Information supplied:
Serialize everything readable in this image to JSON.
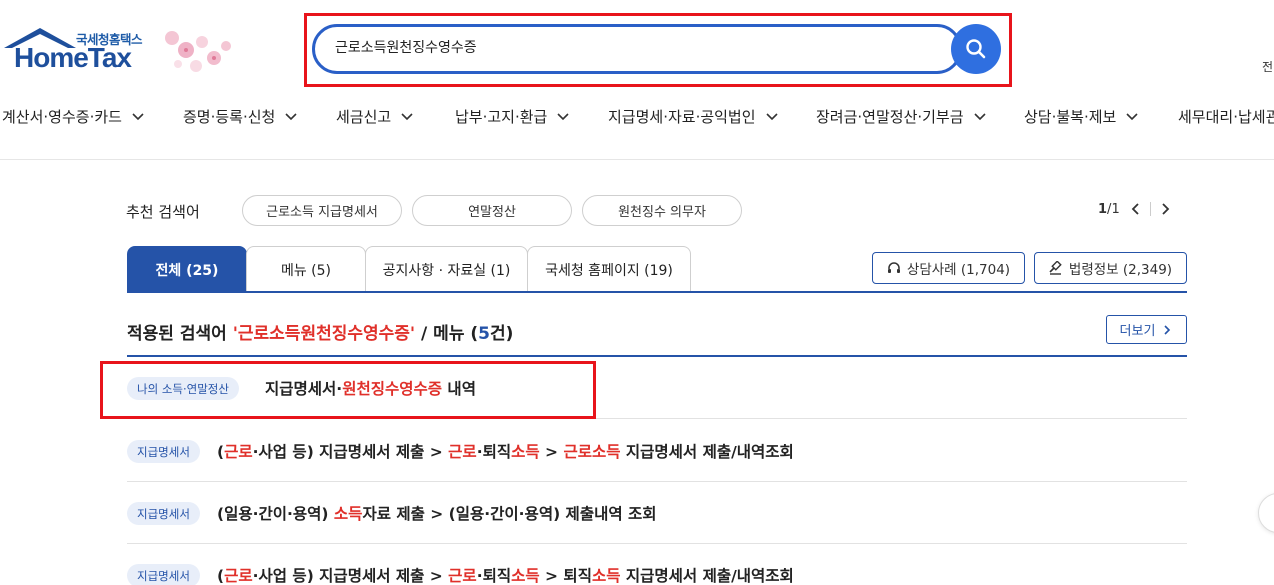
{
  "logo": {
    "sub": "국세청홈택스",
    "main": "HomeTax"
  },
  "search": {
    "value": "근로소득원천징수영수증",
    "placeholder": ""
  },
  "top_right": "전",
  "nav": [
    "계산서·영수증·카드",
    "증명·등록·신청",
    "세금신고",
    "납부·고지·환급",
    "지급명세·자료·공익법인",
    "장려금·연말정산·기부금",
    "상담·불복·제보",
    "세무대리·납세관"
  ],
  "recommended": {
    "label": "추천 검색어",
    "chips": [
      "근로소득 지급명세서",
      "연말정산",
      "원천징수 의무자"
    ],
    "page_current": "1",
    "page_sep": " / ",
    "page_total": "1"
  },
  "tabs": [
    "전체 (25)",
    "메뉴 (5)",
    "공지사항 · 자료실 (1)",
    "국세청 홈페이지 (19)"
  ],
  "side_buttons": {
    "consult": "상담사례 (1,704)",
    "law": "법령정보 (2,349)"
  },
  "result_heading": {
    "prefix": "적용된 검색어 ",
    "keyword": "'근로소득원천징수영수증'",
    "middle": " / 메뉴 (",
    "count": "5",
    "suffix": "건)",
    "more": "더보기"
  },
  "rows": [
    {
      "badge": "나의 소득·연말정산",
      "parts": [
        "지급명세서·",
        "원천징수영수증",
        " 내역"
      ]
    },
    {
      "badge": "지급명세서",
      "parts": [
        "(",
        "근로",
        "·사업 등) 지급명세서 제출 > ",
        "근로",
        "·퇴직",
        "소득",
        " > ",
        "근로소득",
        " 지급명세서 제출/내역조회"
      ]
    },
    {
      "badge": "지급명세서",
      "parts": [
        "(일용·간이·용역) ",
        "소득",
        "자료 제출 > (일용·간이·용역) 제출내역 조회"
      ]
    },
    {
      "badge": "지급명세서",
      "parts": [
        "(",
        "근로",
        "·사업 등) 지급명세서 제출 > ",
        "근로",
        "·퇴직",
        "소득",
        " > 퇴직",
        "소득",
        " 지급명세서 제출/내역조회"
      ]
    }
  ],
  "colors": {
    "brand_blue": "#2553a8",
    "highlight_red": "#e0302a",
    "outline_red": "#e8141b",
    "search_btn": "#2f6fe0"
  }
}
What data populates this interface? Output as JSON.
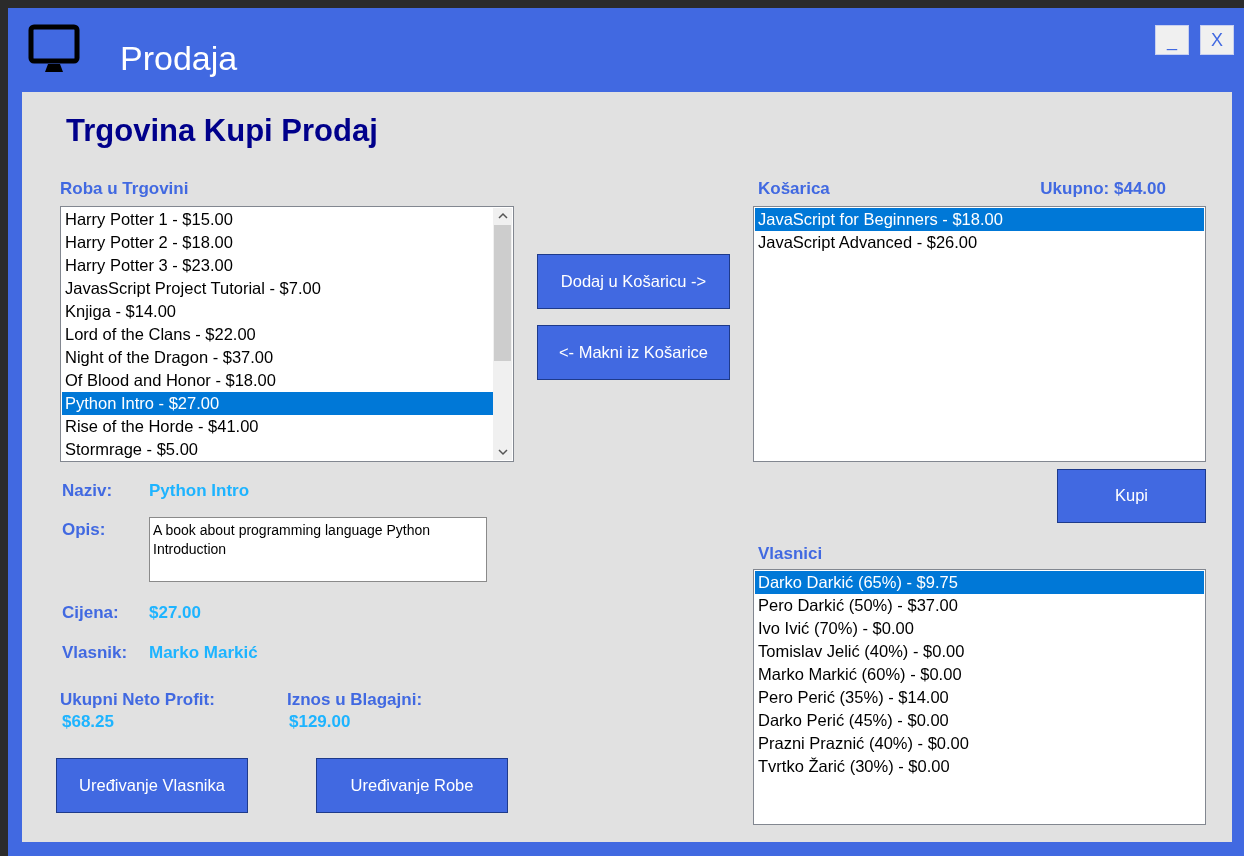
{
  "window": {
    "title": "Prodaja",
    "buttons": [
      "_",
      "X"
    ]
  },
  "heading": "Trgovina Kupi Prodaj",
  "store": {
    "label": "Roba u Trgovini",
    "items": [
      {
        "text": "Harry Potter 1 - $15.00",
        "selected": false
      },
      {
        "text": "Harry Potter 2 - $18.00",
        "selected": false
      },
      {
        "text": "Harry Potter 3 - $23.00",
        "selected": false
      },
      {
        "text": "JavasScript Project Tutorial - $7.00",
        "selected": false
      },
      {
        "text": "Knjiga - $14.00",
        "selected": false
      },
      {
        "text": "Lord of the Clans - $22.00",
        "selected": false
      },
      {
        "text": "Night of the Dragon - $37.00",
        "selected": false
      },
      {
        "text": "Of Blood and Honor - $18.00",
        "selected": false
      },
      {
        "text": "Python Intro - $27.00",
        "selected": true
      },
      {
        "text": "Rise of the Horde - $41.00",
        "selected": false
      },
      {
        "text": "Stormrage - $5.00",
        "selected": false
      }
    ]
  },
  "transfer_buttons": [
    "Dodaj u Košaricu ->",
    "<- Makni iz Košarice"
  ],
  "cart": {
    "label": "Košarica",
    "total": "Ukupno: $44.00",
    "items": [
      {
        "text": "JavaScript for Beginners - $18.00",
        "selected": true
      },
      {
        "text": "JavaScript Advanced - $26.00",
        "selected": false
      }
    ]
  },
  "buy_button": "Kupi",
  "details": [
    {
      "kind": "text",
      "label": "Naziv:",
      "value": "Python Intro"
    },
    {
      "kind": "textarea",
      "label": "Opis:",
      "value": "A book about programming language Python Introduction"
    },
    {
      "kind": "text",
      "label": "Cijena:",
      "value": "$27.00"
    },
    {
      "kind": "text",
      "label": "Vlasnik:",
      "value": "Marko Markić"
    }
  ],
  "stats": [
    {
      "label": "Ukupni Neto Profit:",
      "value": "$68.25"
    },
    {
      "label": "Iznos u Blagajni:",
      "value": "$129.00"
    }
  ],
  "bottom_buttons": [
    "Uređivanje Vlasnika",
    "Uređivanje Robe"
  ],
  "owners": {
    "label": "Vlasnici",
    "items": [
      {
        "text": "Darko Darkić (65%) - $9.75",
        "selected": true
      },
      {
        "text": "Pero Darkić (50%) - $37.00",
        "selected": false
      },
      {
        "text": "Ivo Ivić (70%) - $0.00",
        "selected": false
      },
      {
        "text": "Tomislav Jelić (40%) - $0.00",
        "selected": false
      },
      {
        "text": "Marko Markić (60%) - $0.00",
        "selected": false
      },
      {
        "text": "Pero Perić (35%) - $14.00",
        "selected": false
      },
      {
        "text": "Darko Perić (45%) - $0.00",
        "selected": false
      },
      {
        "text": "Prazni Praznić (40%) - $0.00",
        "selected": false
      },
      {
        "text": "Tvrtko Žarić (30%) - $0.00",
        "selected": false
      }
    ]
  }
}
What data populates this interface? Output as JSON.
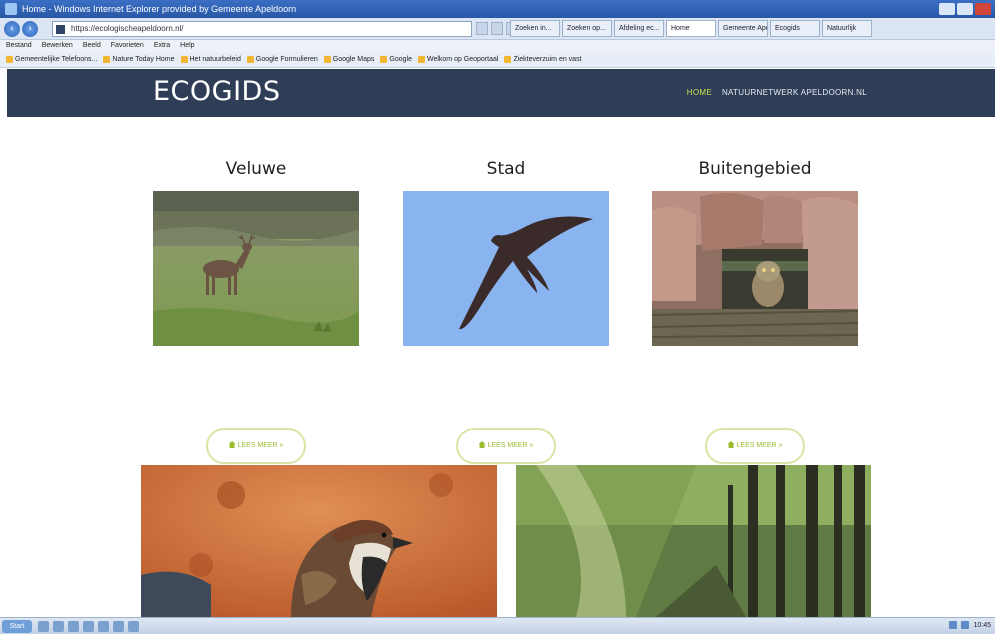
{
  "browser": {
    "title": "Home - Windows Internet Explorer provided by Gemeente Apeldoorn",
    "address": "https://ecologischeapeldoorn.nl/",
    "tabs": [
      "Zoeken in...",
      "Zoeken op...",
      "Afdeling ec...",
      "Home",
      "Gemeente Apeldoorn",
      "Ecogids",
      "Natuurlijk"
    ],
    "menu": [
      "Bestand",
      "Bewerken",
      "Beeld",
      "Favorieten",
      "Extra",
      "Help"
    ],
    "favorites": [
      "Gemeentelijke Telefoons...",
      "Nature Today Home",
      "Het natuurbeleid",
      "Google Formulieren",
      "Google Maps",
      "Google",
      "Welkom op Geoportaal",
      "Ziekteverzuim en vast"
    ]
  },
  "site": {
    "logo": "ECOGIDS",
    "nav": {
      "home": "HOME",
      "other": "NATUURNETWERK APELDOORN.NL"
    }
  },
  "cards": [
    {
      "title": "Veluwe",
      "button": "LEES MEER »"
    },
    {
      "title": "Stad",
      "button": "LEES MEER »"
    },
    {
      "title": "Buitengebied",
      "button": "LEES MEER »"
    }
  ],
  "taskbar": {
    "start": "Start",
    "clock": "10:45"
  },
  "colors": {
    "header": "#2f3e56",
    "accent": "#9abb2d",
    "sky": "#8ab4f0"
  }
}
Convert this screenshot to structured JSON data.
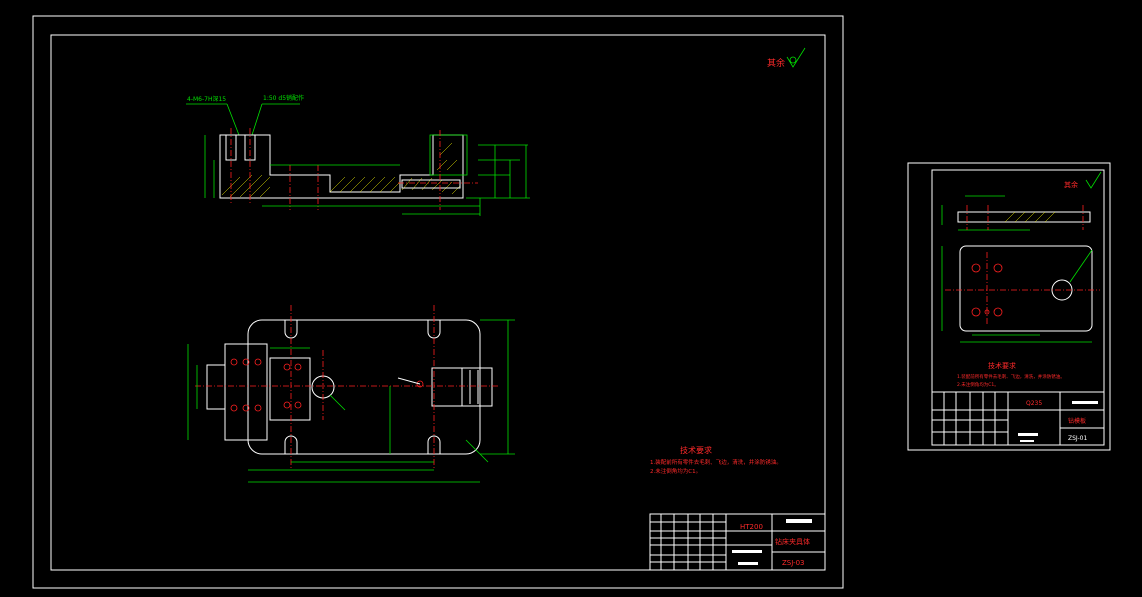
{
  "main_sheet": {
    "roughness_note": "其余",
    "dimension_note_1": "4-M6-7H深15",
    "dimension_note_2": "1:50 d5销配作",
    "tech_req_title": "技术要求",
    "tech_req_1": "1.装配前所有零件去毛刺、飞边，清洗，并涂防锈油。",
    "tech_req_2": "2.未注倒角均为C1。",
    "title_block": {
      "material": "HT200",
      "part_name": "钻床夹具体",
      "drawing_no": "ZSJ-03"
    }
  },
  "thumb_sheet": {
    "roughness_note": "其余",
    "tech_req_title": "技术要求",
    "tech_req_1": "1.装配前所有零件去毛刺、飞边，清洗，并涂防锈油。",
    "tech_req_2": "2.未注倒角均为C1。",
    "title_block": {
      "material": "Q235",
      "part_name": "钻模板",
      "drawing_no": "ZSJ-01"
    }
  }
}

Work required:
Which lines contain "근로소득원천징수영수증"? Copy each of them.

Finished task:
    "value": "근로소득원천징수영수증",
    "keyword": "'근로소득원천징수영수증'",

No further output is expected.